═════ Source material

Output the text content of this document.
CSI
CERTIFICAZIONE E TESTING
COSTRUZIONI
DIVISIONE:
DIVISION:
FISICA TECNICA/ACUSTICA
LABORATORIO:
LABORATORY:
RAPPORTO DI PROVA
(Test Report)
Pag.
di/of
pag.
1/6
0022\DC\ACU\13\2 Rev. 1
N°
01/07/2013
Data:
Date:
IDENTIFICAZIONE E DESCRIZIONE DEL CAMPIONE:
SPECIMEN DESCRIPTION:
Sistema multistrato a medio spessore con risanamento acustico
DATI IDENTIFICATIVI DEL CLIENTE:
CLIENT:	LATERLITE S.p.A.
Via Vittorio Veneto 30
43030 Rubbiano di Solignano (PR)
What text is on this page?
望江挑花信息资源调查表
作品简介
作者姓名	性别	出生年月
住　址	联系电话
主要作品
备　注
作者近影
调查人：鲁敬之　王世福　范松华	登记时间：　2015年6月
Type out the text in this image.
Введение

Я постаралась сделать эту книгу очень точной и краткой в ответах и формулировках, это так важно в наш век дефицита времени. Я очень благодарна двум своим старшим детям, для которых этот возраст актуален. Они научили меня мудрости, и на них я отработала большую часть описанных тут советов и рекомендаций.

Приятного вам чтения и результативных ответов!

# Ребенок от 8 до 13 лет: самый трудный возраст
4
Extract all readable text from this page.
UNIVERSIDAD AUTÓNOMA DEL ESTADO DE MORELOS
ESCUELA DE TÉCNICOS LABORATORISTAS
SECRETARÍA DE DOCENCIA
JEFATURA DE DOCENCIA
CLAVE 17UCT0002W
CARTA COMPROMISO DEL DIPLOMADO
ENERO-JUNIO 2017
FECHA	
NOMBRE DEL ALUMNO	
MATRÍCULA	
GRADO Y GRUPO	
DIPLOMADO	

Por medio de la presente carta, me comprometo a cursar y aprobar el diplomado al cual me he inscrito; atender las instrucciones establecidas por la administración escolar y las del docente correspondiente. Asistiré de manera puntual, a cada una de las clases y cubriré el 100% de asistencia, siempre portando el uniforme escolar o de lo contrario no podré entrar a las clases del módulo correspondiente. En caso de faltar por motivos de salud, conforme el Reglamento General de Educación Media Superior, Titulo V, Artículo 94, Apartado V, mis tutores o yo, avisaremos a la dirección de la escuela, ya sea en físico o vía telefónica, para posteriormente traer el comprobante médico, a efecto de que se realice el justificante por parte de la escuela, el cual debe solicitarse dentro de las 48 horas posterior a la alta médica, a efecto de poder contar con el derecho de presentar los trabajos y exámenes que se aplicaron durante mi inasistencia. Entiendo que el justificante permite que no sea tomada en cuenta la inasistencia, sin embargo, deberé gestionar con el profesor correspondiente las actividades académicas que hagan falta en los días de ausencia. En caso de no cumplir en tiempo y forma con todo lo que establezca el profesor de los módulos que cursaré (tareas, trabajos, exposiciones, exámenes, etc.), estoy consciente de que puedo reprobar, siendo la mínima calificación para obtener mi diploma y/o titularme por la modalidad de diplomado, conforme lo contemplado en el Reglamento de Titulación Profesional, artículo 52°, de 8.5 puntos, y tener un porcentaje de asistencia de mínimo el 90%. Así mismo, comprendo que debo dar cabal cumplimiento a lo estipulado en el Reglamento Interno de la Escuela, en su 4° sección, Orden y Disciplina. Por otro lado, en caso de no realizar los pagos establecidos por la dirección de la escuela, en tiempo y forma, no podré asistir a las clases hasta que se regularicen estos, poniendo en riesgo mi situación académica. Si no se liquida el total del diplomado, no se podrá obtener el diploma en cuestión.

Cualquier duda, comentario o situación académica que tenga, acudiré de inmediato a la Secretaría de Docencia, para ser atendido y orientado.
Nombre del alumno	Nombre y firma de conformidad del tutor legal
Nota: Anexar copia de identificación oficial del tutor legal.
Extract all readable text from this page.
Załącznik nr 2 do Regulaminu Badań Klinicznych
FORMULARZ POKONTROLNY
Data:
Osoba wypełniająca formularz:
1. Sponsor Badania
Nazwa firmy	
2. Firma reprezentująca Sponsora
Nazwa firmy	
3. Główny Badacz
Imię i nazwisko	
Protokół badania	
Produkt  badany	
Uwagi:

══════════

*Your instructions:* All of the entries should be written out again exactly.

*Result of this task:*
Output the text content of this document.
CSI
CERTIFICAZIONE E TESTING
COSTRUZIONI
DIVISIONE:
DIVISION:
FISICA TECNICA/ACUSTICA
LABORATORIO:
LABORATORY:
RAPPORTO DI PROVA
(Test Report)
Pag.
di/of
pag.
1/6
0022\DC\ACU\13\2 Rev. 1
N°
01/07/2013
Data:
Date:
IDENTIFICAZIONE E DESCRIZIONE DEL CAMPIONE:
SPECIMEN DESCRIPTION:
Sistema multistrato a medio spessore con risanamento acustico
DATI IDENTIFICATIVI DEL CLIENTE:
CLIENT:	LATERLITE S.p.A.
Via Vittorio Veneto 30
43030 Rubbiano di Solignano (PR)
What text is on this page?
望江挑花信息资源调查表
作品简介
作者姓名	性别	出生年月
住　址	联系电话
主要作品
备　注
作者近影
调查人：鲁敬之　王世福　范松华	登记时间：　2015年6月
Type out the text in this image.
Введение

Я постаралась сделать эту книгу очень точной и краткой в ответах и формулировках, это так важно в наш век дефицита времени. Я очень благодарна двум своим старшим детям, для которых этот возраст актуален. Они научили меня мудрости, и на них я отработала большую часть описанных тут советов и рекомендаций.

Приятного вам чтения и результативных ответов!

# Ребенок от 8 до 13 лет: самый трудный возраст
4
Extract all readable text from this page.
UNIVERSIDAD AUTÓNOMA DEL ESTADO DE MORELOS
ESCUELA DE TÉCNICOS LABORATORISTAS
SECRETARÍA DE DOCENCIA
JEFATURA DE DOCENCIA
CLAVE 17UCT0002W
CARTA COMPROMISO DEL DIPLOMADO
ENERO-JUNIO 2017
FECHA	
NOMBRE DEL ALUMNO	
MATRÍCULA	
GRADO Y GRUPO	
DIPLOMADO	

Por medio de la presente carta, me comprometo a cursar y aprobar el diplomado al cual me he inscrito; atender las instrucciones establecidas por la administración escolar y las del docente correspondiente. Asistiré de manera puntual, a cada una de las clases y cubriré el 100% de asistencia, siempre portando el uniforme escolar o de lo contrario no podré entrar a las clases del módulo correspondiente. En caso de faltar por motivos de salud, conforme el Reglamento General de Educación Media Superior, Titulo V, Artículo 94, Apartado V, mis tutores o yo, avisaremos a la dirección de la escuela, ya sea en físico o vía telefónica, para posteriormente traer el comprobante médico, a efecto de que se realice el justificante por parte de la escuela, el cual debe solicitarse dentro de las 48 horas posterior a la alta médica, a efecto de poder contar con el derecho de presentar los trabajos y exámenes que se aplicaron durante mi inasistencia. Entiendo que el justificante permite que no sea tomada en cuenta la inasistencia, sin embargo, deberé gestionar con el profesor correspondiente las actividades académicas que hagan falta en los días de ausencia. En caso de no cumplir en tiempo y forma con todo lo que establezca el profesor de los módulos que cursaré (tareas, trabajos, exposiciones, exámenes, etc.), estoy consciente de que puedo reprobar, siendo la mínima calificación para obtener mi diploma y/o titularme por la modalidad de diplomado, conforme lo contemplado en el Reglamento de Titulación Profesional, artículo 52°, de 8.5 puntos, y tener un porcentaje de asistencia de mínimo el 90%. Así mismo, comprendo que debo dar cabal cumplimiento a lo estipulado en el Reglamento Interno de la Escuela, en su 4° sección, Orden y Disciplina. Por otro lado, en caso de no realizar los pagos establecidos por la dirección de la escuela, en tiempo y forma, no podré asistir a las clases hasta que se regularicen estos, poniendo en riesgo mi situación académica. Si no se liquida el total del diplomado, no se podrá obtener el diploma en cuestión.

Cualquier duda, comentario o situación académica que tenga, acudiré de inmediato a la Secretaría de Docencia, para ser atendido y orientado.
Nombre del alumno	Nombre y firma de conformidad del tutor legal
Nota: Anexar copia de identificación oficial del tutor legal.
Extract all readable text from this page.
Załącznik nr 2 do Regulaminu Badań Klinicznych
FORMULARZ POKONTROLNY
Data:
Osoba wypełniająca formularz:
1. Sponsor Badania
Nazwa firmy	
2. Firma reprezentująca Sponsora
Nazwa firmy	
3. Główny Badacz
Imię i nazwisko	
Protokół badania	
Produkt  badany	
Uwagi:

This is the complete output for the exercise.